Structured figure records
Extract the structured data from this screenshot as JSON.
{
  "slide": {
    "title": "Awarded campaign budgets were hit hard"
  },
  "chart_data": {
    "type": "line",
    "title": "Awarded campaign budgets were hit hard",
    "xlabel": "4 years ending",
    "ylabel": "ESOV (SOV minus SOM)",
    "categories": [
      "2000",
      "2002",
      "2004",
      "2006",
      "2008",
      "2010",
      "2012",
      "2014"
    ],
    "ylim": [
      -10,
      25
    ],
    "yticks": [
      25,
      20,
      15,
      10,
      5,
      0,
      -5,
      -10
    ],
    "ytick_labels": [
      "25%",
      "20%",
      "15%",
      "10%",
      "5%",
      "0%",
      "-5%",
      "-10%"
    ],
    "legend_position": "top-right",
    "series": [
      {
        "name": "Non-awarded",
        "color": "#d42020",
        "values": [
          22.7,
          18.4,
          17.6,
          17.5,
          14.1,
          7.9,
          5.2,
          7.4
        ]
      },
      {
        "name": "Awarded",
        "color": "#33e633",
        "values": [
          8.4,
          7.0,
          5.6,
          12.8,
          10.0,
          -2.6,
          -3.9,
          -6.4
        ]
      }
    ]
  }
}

Short problem: Which lines of the data include "campaign"? Copy each of them.

Task result:
    "title": "Awarded campaign budgets were hit hard"
    "title": "Awarded campaign budgets were hit hard",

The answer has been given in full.